Extracted data entries
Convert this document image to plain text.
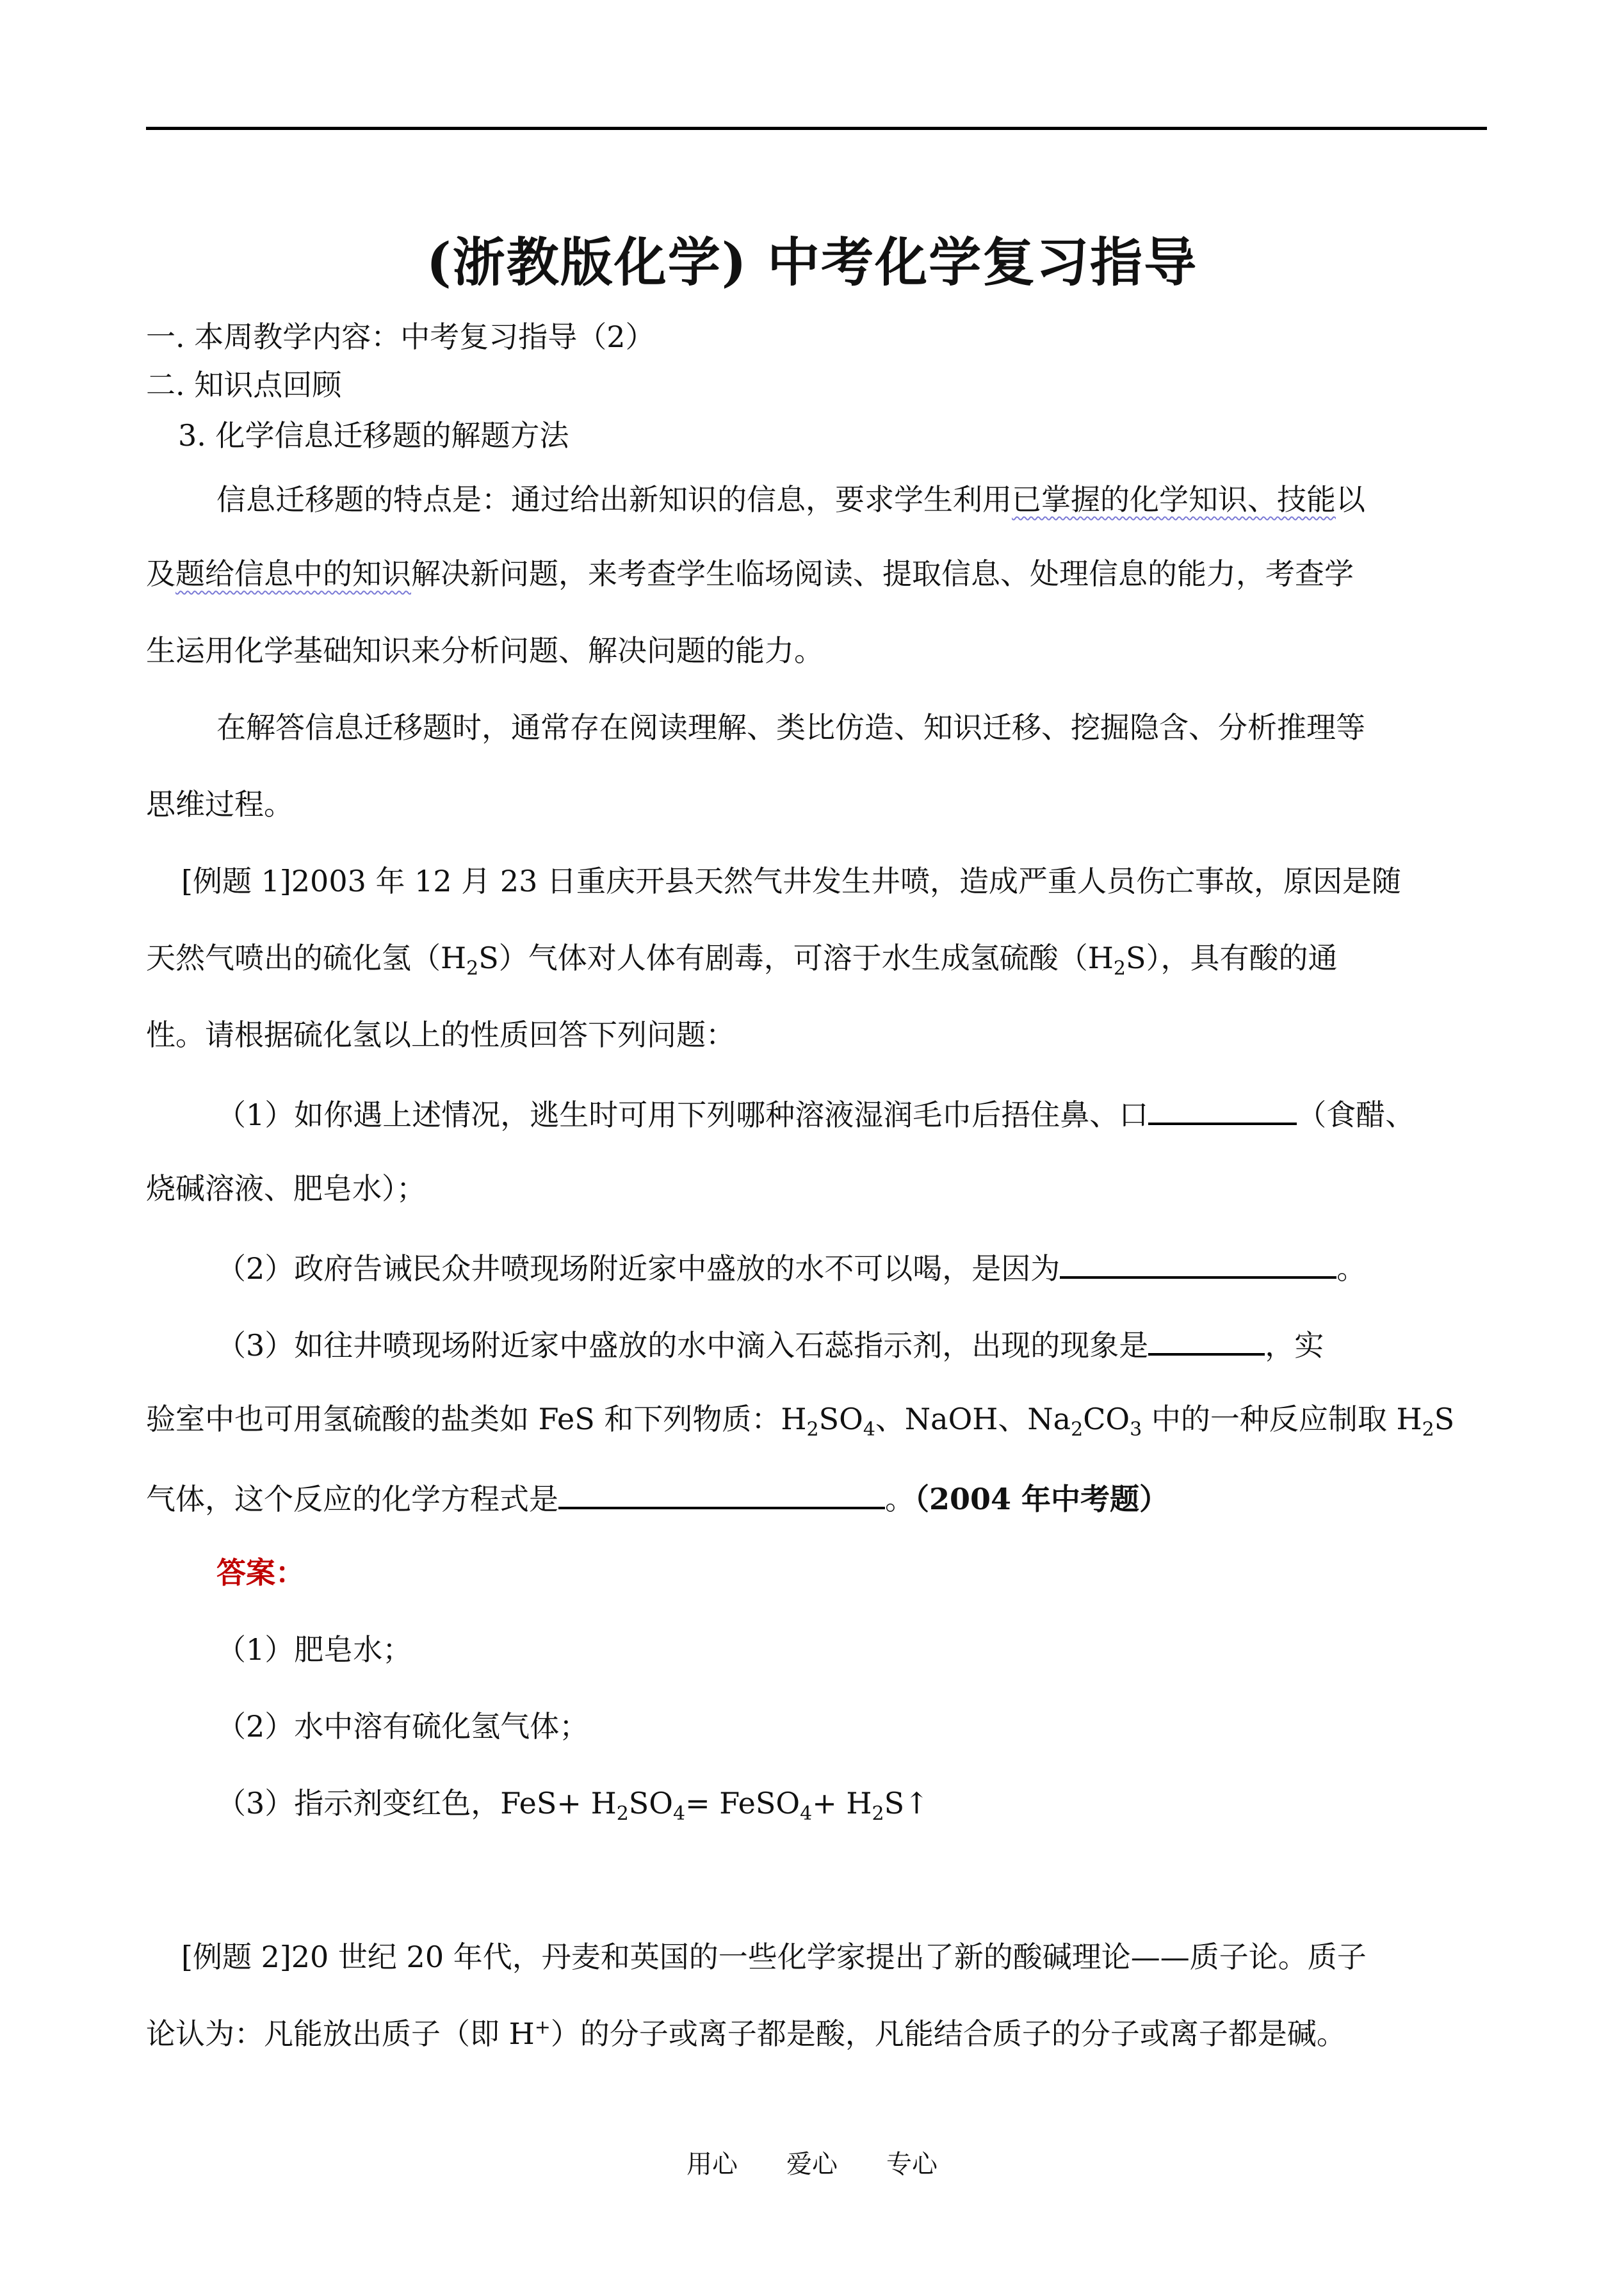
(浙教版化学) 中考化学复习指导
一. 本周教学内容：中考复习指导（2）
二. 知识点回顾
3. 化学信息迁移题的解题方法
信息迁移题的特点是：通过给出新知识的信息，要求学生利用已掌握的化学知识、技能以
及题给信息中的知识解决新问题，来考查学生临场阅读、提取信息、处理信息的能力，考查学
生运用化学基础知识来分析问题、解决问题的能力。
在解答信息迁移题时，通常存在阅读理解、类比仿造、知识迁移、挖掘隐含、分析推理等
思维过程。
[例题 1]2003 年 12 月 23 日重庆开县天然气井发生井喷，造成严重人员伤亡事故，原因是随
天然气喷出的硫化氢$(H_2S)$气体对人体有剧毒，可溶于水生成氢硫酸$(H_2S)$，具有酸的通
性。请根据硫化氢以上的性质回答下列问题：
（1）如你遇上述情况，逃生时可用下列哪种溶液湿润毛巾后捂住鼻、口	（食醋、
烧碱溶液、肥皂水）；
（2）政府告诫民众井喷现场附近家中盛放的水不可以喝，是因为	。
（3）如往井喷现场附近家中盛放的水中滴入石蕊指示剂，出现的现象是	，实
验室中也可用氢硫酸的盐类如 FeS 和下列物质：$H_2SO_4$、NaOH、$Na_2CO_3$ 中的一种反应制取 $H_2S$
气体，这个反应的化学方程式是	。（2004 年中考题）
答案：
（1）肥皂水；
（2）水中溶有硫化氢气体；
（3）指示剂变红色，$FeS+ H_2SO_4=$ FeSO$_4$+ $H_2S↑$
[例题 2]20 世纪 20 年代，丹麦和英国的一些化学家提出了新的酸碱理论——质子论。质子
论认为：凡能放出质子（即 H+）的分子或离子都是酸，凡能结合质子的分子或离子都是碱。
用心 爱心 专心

> OBJECTIVE:
The entries above should be reproduced exactly, without their pictures.

> TASK SOLUTION:
Convert this document image to plain text.
(浙教版化学) 中考化学复习指导
一. 本周教学内容：中考复习指导（2）
二. 知识点回顾
3. 化学信息迁移题的解题方法
信息迁移题的特点是：通过给出新知识的信息，要求学生利用已掌握的化学知识、技能以
及题给信息中的知识解决新问题，来考查学生临场阅读、提取信息、处理信息的能力，考查学
生运用化学基础知识来分析问题、解决问题的能力。
在解答信息迁移题时，通常存在阅读理解、类比仿造、知识迁移、挖掘隐含、分析推理等
思维过程。
[例题 1]2003 年 12 月 23 日重庆开县天然气井发生井喷，造成严重人员伤亡事故，原因是随
天然气喷出的硫化氢$(H_2S)$气体对人体有剧毒，可溶于水生成氢硫酸$(H_2S)$，具有酸的通
性。请根据硫化氢以上的性质回答下列问题：
（1）如你遇上述情况，逃生时可用下列哪种溶液湿润毛巾后捂住鼻、口	（食醋、
烧碱溶液、肥皂水）；
（2）政府告诫民众井喷现场附近家中盛放的水不可以喝，是因为	。
（3）如往井喷现场附近家中盛放的水中滴入石蕊指示剂，出现的现象是	，实
验室中也可用氢硫酸的盐类如 FeS 和下列物质：$H_2SO_4$、NaOH、$Na_2CO_3$ 中的一种反应制取 $H_2S$
气体，这个反应的化学方程式是	。（2004 年中考题）
答案：
（1）肥皂水；
（2）水中溶有硫化氢气体；
（3）指示剂变红色，$FeS+ H_2SO_4=$ FeSO$_4$+ $H_2S↑$
[例题 2]20 世纪 20 年代，丹麦和英国的一些化学家提出了新的酸碱理论——质子论。质子
论认为：凡能放出质子（即 H+）的分子或离子都是酸，凡能结合质子的分子或离子都是碱。
用心 爱心 专心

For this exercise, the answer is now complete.